— BEGIN LISTED ENTRIES —

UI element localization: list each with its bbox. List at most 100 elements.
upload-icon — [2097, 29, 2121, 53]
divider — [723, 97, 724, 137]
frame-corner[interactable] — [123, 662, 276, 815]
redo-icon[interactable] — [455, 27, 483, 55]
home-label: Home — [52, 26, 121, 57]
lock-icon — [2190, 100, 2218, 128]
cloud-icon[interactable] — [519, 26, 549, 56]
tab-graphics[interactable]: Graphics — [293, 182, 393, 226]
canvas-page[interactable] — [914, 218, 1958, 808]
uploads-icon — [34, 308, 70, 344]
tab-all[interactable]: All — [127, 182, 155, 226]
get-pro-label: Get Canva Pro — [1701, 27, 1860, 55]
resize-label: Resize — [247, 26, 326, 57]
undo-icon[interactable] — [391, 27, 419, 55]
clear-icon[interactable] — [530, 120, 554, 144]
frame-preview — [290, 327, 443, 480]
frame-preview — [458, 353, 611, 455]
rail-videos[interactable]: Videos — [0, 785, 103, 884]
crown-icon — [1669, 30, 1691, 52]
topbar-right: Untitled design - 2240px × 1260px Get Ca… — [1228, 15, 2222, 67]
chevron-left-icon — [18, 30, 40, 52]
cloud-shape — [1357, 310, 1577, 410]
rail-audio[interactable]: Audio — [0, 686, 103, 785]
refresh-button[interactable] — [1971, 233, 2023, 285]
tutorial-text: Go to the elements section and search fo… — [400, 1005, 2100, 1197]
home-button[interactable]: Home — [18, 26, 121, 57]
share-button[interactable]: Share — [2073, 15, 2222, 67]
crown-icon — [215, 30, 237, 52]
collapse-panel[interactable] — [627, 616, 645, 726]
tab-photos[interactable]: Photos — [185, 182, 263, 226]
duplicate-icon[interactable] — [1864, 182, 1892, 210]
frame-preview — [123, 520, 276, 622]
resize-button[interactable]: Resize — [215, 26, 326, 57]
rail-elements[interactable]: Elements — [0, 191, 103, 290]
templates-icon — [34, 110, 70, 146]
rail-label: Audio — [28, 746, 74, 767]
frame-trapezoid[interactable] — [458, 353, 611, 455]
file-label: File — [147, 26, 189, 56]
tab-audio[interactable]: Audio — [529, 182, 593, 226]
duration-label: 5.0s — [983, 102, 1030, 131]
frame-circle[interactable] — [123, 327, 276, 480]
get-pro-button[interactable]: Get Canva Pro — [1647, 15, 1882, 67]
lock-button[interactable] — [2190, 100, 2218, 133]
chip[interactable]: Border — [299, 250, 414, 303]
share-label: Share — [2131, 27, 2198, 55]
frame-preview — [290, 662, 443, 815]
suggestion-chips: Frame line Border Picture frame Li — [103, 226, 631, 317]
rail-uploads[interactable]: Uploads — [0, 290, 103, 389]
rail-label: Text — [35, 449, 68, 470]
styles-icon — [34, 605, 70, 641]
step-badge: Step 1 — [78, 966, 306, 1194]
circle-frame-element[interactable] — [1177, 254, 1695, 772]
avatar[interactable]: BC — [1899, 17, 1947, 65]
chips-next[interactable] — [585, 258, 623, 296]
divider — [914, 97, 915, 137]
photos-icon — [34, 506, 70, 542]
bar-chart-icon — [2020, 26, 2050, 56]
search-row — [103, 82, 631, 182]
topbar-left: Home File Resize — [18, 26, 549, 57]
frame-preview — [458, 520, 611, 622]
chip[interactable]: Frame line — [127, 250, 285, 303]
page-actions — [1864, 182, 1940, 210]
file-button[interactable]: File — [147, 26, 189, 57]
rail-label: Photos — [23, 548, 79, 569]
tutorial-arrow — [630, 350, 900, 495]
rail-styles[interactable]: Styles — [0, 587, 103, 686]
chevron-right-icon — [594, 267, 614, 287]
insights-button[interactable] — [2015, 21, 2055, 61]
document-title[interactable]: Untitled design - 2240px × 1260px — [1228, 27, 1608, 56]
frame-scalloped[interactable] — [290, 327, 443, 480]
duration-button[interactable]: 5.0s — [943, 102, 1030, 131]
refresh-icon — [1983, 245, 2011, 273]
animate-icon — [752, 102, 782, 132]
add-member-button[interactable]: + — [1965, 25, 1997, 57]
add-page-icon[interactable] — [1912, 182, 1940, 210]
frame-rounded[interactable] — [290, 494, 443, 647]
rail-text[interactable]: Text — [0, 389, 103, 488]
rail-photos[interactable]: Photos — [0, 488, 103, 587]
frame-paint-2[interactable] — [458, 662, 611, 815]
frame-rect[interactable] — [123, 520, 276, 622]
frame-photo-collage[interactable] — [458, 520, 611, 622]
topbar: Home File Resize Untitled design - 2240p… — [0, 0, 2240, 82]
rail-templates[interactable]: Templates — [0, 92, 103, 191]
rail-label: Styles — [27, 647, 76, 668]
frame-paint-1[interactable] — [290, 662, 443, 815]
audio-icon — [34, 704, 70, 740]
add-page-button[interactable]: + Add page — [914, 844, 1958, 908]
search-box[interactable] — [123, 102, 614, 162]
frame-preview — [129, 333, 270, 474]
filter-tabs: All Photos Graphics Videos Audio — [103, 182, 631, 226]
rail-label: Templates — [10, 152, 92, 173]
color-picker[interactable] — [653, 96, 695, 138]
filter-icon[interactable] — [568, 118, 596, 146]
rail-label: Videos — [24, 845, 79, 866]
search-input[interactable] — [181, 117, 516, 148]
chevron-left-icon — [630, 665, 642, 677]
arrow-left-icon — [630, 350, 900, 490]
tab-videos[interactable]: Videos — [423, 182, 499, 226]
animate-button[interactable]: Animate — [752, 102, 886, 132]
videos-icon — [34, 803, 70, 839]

— END LISTED ENTRIES —

◆ TASK STATEMENT
Extract every line from the records above and reproduce each one word for word, without any changes.

◆ WRITTEN RESPONSE
UI element localization: list each with its bbox. List at most 100 elements.
upload-icon — [2097, 29, 2121, 53]
divider — [723, 97, 724, 137]
frame-corner[interactable] — [123, 662, 276, 815]
redo-icon[interactable] — [455, 27, 483, 55]
home-label: Home — [52, 26, 121, 57]
lock-icon — [2190, 100, 2218, 128]
cloud-icon[interactable] — [519, 26, 549, 56]
tab-graphics[interactable]: Graphics — [293, 182, 393, 226]
canvas-page[interactable] — [914, 218, 1958, 808]
uploads-icon — [34, 308, 70, 344]
tab-all[interactable]: All — [127, 182, 155, 226]
get-pro-label: Get Canva Pro — [1701, 27, 1860, 55]
resize-label: Resize — [247, 26, 326, 57]
undo-icon[interactable] — [391, 27, 419, 55]
clear-icon[interactable] — [530, 120, 554, 144]
frame-preview — [290, 327, 443, 480]
frame-preview — [458, 353, 611, 455]
rail-videos[interactable]: Videos — [0, 785, 103, 884]
crown-icon — [1669, 30, 1691, 52]
topbar-right: Untitled design - 2240px × 1260px Get Ca… — [1228, 15, 2222, 67]
chevron-left-icon — [18, 30, 40, 52]
cloud-shape — [1357, 310, 1577, 410]
rail-audio[interactable]: Audio — [0, 686, 103, 785]
refresh-button[interactable] — [1971, 233, 2023, 285]
tutorial-text: Go to the elements section and search fo… — [400, 1005, 2100, 1197]
home-button[interactable]: Home — [18, 26, 121, 57]
share-button[interactable]: Share — [2073, 15, 2222, 67]
crown-icon — [215, 30, 237, 52]
collapse-panel[interactable] — [627, 616, 645, 726]
tab-photos[interactable]: Photos — [185, 182, 263, 226]
duplicate-icon[interactable] — [1864, 182, 1892, 210]
frame-preview — [123, 520, 276, 622]
resize-button[interactable]: Resize — [215, 26, 326, 57]
rail-elements[interactable]: Elements — [0, 191, 103, 290]
templates-icon — [34, 110, 70, 146]
rail-label: Audio — [28, 746, 74, 767]
frame-trapezoid[interactable] — [458, 353, 611, 455]
file-label: File — [147, 26, 189, 56]
tab-audio[interactable]: Audio — [529, 182, 593, 226]
duration-label: 5.0s — [983, 102, 1030, 131]
frame-circle[interactable] — [123, 327, 276, 480]
get-pro-button[interactable]: Get Canva Pro — [1647, 15, 1882, 67]
lock-button[interactable] — [2190, 100, 2218, 133]
chip[interactable]: Border — [299, 250, 414, 303]
share-label: Share — [2131, 27, 2198, 55]
frame-preview — [290, 662, 443, 815]
suggestion-chips: Frame line Border Picture frame Li — [103, 226, 631, 317]
rail-uploads[interactable]: Uploads — [0, 290, 103, 389]
rail-label: Text — [35, 449, 68, 470]
styles-icon — [34, 605, 70, 641]
step-badge: Step 1 — [78, 966, 306, 1194]
circle-frame-element[interactable] — [1177, 254, 1695, 772]
avatar[interactable]: BC — [1899, 17, 1947, 65]
chips-next[interactable] — [585, 258, 623, 296]
divider — [914, 97, 915, 137]
photos-icon — [34, 506, 70, 542]
bar-chart-icon — [2020, 26, 2050, 56]
search-row — [103, 82, 631, 182]
topbar-left: Home File Resize — [18, 26, 549, 57]
frame-preview — [458, 520, 611, 622]
chip[interactable]: Frame line — [127, 250, 285, 303]
page-actions — [1864, 182, 1940, 210]
file-button[interactable]: File — [147, 26, 189, 57]
rail-label: Photos — [23, 548, 79, 569]
tutorial-arrow — [630, 350, 900, 495]
rail-styles[interactable]: Styles — [0, 587, 103, 686]
chevron-right-icon — [594, 267, 614, 287]
insights-button[interactable] — [2015, 21, 2055, 61]
document-title[interactable]: Untitled design - 2240px × 1260px — [1228, 27, 1608, 56]
frame-scalloped[interactable] — [290, 327, 443, 480]
duration-button[interactable]: 5.0s — [943, 102, 1030, 131]
refresh-icon — [1983, 245, 2011, 273]
animate-icon — [752, 102, 782, 132]
add-member-button[interactable]: + — [1965, 25, 1997, 57]
add-page-icon[interactable] — [1912, 182, 1940, 210]
frame-rounded[interactable] — [290, 494, 443, 647]
rail-text[interactable]: Text — [0, 389, 103, 488]
rail-photos[interactable]: Photos — [0, 488, 103, 587]
frame-paint-2[interactable] — [458, 662, 611, 815]
frame-rect[interactable] — [123, 520, 276, 622]
frame-photo-collage[interactable] — [458, 520, 611, 622]
topbar: Home File Resize Untitled design - 2240p… — [0, 0, 2240, 82]
rail-templates[interactable]: Templates — [0, 92, 103, 191]
rail-label: Styles — [27, 647, 76, 668]
frame-paint-1[interactable] — [290, 662, 443, 815]
audio-icon — [34, 704, 70, 740]
add-page-button[interactable]: + Add page — [914, 844, 1958, 908]
search-box[interactable] — [123, 102, 614, 162]
frame-preview — [129, 333, 270, 474]
filter-tabs: All Photos Graphics Videos Audio — [103, 182, 631, 226]
rail-label: Templates — [10, 152, 92, 173]
color-picker[interactable] — [653, 96, 695, 138]
filter-icon[interactable] — [568, 118, 596, 146]
rail-label: Videos — [24, 845, 79, 866]
search-input[interactable] — [181, 117, 516, 148]
chevron-left-icon — [630, 665, 642, 677]
arrow-left-icon — [630, 350, 900, 490]
tab-videos[interactable]: Videos — [423, 182, 499, 226]
animate-button[interactable]: Animate — [752, 102, 886, 132]
videos-icon — [34, 803, 70, 839]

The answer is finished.